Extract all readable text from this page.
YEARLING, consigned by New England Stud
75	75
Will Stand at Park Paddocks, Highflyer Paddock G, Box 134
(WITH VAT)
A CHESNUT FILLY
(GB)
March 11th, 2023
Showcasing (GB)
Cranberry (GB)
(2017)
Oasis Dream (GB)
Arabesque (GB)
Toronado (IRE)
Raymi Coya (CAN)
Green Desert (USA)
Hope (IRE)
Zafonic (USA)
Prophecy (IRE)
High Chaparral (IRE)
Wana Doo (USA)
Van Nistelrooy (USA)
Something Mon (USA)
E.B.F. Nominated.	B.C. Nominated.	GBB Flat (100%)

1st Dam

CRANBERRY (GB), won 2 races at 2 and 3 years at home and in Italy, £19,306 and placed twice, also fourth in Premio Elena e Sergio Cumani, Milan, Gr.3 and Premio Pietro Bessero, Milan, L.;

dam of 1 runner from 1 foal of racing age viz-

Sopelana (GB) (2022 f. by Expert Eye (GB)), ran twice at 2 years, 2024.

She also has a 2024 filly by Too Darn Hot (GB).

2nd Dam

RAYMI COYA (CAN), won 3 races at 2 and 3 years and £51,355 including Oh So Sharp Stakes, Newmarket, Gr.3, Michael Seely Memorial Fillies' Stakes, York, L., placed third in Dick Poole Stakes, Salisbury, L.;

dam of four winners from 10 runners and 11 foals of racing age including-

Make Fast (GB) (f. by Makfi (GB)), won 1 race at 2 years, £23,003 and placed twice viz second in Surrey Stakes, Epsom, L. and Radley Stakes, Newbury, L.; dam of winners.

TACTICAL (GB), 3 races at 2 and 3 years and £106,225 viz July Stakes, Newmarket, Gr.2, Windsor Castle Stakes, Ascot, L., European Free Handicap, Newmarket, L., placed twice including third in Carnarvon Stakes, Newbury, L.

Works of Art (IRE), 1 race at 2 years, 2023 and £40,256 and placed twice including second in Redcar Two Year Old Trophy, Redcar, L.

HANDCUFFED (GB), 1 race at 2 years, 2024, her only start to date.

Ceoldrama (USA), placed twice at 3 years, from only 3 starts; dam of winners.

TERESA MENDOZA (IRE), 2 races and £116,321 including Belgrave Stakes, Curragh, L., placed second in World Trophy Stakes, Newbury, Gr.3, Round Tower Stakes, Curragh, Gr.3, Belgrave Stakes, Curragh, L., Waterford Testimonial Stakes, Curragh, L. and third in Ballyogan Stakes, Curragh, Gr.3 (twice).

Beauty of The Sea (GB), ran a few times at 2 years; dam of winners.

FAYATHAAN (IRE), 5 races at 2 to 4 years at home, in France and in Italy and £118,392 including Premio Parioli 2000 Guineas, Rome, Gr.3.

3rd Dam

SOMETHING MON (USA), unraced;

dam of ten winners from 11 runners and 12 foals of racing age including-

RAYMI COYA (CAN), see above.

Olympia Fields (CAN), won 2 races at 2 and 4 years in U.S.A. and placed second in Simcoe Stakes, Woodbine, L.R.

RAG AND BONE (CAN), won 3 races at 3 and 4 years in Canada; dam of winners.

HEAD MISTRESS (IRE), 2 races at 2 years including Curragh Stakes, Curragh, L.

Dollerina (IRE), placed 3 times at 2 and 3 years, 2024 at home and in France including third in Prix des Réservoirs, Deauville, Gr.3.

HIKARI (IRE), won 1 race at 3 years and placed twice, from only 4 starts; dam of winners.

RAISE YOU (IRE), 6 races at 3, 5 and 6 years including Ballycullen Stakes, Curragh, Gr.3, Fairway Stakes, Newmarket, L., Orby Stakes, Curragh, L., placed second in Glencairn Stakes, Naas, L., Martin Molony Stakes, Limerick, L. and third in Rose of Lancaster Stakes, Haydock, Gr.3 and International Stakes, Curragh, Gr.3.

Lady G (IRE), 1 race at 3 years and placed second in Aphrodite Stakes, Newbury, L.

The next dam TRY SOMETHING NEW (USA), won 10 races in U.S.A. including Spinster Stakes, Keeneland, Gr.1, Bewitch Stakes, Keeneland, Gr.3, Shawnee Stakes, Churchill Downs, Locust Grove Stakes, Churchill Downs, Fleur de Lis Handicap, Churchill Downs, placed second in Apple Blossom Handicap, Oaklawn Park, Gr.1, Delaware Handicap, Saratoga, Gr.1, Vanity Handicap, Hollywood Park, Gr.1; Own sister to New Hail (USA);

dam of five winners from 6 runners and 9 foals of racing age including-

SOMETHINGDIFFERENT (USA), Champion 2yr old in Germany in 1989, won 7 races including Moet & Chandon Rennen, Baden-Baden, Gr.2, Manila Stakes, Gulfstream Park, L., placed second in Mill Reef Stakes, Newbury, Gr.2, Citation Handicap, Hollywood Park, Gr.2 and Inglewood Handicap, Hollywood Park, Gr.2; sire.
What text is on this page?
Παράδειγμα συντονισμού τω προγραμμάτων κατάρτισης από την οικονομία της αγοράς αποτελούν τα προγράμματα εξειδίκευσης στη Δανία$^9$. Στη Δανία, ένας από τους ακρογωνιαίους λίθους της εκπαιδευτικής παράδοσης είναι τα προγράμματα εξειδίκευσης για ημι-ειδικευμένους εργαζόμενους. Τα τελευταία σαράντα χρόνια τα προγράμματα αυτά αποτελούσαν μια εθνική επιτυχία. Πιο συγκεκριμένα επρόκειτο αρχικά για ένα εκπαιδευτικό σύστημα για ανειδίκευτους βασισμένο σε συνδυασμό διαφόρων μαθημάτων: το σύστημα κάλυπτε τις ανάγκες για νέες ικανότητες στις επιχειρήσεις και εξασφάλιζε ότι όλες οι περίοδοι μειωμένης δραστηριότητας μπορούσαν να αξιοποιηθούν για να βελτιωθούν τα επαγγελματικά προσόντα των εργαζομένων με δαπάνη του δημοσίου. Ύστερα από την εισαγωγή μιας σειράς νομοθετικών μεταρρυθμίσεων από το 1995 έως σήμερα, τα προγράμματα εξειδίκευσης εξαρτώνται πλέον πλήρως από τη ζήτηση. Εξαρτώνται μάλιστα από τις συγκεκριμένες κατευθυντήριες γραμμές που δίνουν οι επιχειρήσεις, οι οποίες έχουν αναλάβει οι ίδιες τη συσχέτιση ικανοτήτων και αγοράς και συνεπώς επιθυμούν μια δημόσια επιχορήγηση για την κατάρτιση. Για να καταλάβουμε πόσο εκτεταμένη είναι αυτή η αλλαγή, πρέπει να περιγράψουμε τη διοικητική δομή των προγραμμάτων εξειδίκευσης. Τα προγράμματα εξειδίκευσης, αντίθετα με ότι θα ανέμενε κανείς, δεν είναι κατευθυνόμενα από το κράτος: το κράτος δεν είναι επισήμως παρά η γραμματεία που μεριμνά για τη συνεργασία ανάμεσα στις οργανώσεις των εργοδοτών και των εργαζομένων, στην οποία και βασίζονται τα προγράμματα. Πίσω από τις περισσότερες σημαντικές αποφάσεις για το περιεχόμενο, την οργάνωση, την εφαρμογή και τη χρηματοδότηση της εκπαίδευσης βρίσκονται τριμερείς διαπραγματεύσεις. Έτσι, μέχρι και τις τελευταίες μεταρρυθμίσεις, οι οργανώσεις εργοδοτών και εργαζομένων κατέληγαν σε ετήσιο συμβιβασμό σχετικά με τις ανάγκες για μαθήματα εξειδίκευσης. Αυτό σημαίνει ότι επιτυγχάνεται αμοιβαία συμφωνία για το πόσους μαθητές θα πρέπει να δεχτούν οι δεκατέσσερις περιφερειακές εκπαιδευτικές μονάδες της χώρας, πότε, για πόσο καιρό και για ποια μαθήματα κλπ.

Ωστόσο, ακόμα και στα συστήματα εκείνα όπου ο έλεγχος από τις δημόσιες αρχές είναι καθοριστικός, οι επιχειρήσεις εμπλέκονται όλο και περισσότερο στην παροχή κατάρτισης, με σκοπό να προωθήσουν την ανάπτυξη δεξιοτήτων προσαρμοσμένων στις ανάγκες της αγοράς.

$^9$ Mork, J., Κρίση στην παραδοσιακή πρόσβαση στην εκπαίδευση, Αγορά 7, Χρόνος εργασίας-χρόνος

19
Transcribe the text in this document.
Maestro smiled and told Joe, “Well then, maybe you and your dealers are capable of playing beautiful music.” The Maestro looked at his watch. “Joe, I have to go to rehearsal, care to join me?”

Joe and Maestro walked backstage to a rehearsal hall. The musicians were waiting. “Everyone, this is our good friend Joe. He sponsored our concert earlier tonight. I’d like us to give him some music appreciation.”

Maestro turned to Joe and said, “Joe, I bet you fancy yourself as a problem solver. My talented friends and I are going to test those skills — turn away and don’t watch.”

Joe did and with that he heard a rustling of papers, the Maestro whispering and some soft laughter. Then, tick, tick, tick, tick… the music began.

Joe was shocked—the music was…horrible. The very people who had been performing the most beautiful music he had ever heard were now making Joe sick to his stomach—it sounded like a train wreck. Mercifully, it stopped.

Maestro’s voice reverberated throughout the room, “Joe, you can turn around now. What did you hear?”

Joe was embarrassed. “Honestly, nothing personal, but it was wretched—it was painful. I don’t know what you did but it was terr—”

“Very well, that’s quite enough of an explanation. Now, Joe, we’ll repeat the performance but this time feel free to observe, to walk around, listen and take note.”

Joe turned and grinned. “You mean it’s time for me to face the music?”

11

::::::

TO BE DONE:
Return exactly, and only, the line containing "Transcribe the text in this document." and every line after it through the end of the material.

THE RESPONSE:
Transcribe the text in this document.
Maestro smiled and told Joe, “Well then, maybe you and your dealers are capable of playing beautiful music.” The Maestro looked at his watch. “Joe, I have to go to rehearsal, care to join me?”

Joe and Maestro walked backstage to a rehearsal hall. The musicians were waiting. “Everyone, this is our good friend Joe. He sponsored our concert earlier tonight. I’d like us to give him some music appreciation.”

Maestro turned to Joe and said, “Joe, I bet you fancy yourself as a problem solver. My talented friends and I are going to test those skills — turn away and don’t watch.”

Joe did and with that he heard a rustling of papers, the Maestro whispering and some soft laughter. Then, tick, tick, tick, tick… the music began.

Joe was shocked—the music was…horrible. The very people who had been performing the most beautiful music he had ever heard were now making Joe sick to his stomach—it sounded like a train wreck. Mercifully, it stopped.

Maestro’s voice reverberated throughout the room, “Joe, you can turn around now. What did you hear?”

Joe was embarrassed. “Honestly, nothing personal, but it was wretched—it was painful. I don’t know what you did but it was terr—”

“Very well, that’s quite enough of an explanation. Now, Joe, we’ll repeat the performance but this time feel free to observe, to walk around, listen and take note.”

Joe turned and grinned. “You mean it’s time for me to face the music?”

11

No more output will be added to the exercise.